:: EXERCISE DESCRIPTION ::
Please copy out the items below word for word, starting with the line that contains "For every button, label, input, icon, or" and going on through the line that contains "echo-point bbox=[280, 263, 283, 266]", and leave the pictures out of your answer.

:: DATA TO USE ::
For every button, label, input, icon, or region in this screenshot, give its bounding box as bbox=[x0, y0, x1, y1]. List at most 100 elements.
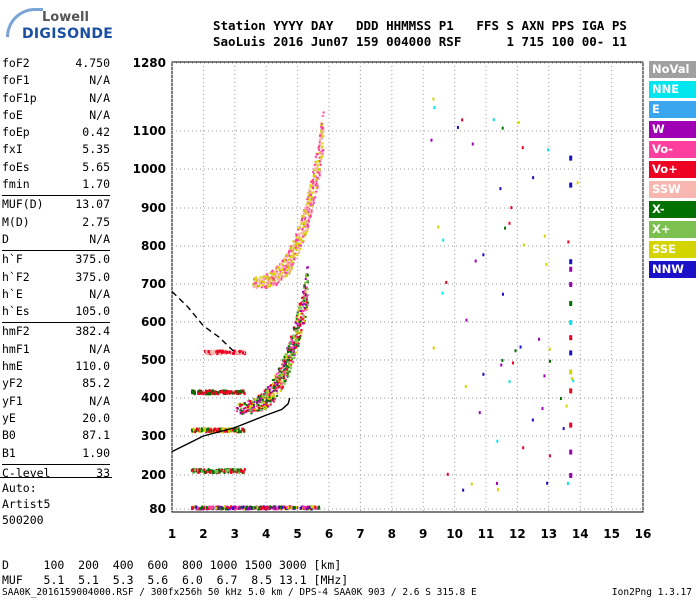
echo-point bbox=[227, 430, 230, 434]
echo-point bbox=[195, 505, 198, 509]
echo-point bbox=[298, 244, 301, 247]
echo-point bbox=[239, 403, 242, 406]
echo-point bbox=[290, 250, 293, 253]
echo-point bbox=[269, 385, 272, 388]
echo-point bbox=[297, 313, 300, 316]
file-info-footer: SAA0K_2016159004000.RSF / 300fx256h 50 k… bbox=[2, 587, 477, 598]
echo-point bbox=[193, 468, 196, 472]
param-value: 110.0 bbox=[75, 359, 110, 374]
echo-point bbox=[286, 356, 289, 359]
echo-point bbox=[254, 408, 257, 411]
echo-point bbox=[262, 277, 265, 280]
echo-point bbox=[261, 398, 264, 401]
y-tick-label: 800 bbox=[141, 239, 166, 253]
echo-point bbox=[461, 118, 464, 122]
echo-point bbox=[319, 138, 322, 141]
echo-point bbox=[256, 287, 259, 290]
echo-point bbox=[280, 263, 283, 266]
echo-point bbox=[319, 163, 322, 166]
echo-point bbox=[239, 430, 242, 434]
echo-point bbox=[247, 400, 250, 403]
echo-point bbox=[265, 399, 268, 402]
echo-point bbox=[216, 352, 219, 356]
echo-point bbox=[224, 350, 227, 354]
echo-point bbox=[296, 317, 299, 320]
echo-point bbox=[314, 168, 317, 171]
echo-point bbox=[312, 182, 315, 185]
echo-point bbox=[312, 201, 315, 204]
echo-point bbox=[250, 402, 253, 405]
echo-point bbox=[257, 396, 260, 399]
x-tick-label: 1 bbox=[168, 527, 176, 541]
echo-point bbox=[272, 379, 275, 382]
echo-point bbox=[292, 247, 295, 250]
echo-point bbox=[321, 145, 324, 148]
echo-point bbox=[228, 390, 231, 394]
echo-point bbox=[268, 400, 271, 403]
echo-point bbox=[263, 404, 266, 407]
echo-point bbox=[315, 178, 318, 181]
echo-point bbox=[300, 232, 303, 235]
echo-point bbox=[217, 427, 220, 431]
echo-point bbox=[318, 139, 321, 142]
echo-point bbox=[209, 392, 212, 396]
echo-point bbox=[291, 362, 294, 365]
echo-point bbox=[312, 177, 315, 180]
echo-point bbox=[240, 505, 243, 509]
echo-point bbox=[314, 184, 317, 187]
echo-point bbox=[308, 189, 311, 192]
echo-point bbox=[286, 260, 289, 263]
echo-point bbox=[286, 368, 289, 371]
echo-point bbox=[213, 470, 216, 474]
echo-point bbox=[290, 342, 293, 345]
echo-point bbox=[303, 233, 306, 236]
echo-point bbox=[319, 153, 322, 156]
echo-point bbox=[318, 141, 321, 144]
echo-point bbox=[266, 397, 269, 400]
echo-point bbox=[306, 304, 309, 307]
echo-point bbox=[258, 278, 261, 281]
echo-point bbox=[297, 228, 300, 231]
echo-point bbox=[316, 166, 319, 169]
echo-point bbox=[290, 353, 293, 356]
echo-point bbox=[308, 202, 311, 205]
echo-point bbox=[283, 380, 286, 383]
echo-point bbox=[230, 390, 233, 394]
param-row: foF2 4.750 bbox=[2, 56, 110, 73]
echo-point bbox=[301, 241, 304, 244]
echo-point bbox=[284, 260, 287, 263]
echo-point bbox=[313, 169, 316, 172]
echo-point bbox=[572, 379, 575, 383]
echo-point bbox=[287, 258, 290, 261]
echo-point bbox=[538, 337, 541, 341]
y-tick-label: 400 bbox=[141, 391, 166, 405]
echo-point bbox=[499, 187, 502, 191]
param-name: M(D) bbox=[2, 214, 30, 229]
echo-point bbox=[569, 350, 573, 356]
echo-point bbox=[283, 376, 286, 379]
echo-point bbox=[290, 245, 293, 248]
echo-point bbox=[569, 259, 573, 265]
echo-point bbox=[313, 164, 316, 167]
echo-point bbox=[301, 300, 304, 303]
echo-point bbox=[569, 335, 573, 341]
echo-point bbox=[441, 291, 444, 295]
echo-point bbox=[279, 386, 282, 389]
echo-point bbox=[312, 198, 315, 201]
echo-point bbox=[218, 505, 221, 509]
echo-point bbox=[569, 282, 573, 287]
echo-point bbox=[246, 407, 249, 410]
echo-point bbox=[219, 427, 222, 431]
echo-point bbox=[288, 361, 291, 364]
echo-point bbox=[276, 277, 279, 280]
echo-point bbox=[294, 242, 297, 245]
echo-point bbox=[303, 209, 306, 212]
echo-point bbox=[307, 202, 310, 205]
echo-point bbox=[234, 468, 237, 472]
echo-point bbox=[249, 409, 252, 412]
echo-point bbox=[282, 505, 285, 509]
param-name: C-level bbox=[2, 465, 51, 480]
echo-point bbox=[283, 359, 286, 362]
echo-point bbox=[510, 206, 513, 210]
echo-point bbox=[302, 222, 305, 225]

---

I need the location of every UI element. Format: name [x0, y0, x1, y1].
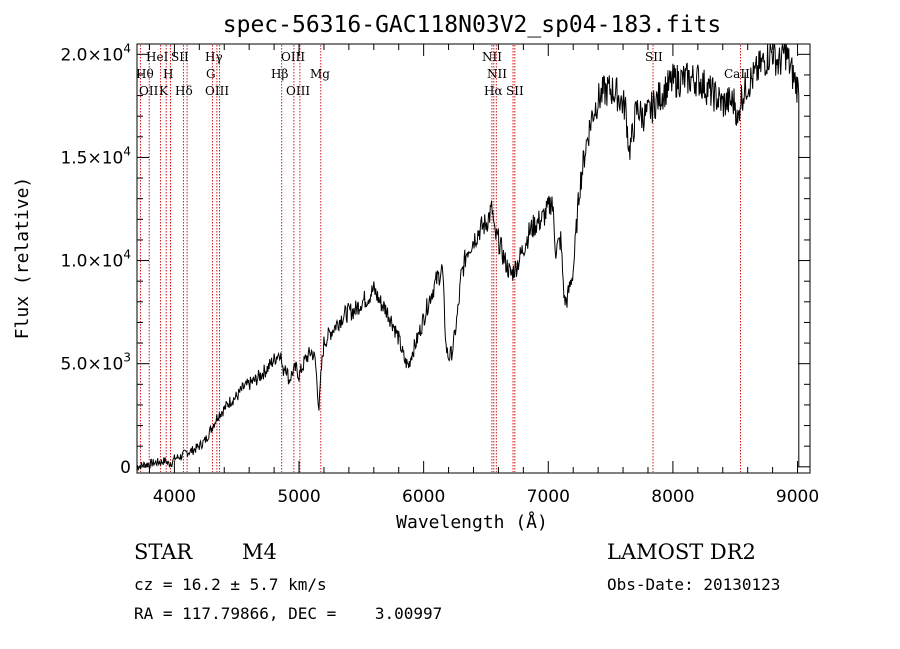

:: ANSWER BELOW ::
For every button, label, input, icon, or region in this screenshot, give its bounding box as bbox=[x0, y0, x1, y1]. List at most 100 elements.
echo-point bbox=[227, 430, 230, 434]
echo-point bbox=[195, 505, 198, 509]
echo-point bbox=[298, 244, 301, 247]
echo-point bbox=[239, 403, 242, 406]
echo-point bbox=[290, 250, 293, 253]
echo-point bbox=[269, 385, 272, 388]
echo-point bbox=[297, 313, 300, 316]
file-info-footer: SAA0K_2016159004000.RSF / 300fx256h 50 k… bbox=[2, 587, 477, 598]
echo-point bbox=[193, 468, 196, 472]
param-value: 110.0 bbox=[75, 359, 110, 374]
echo-point bbox=[286, 356, 289, 359]
echo-point bbox=[254, 408, 257, 411]
echo-point bbox=[262, 277, 265, 280]
echo-point bbox=[261, 398, 264, 401]
y-tick-label: 800 bbox=[141, 239, 166, 253]
echo-point bbox=[461, 118, 464, 122]
echo-point bbox=[319, 138, 322, 141]
echo-point bbox=[256, 287, 259, 290]
echo-point bbox=[280, 263, 283, 266]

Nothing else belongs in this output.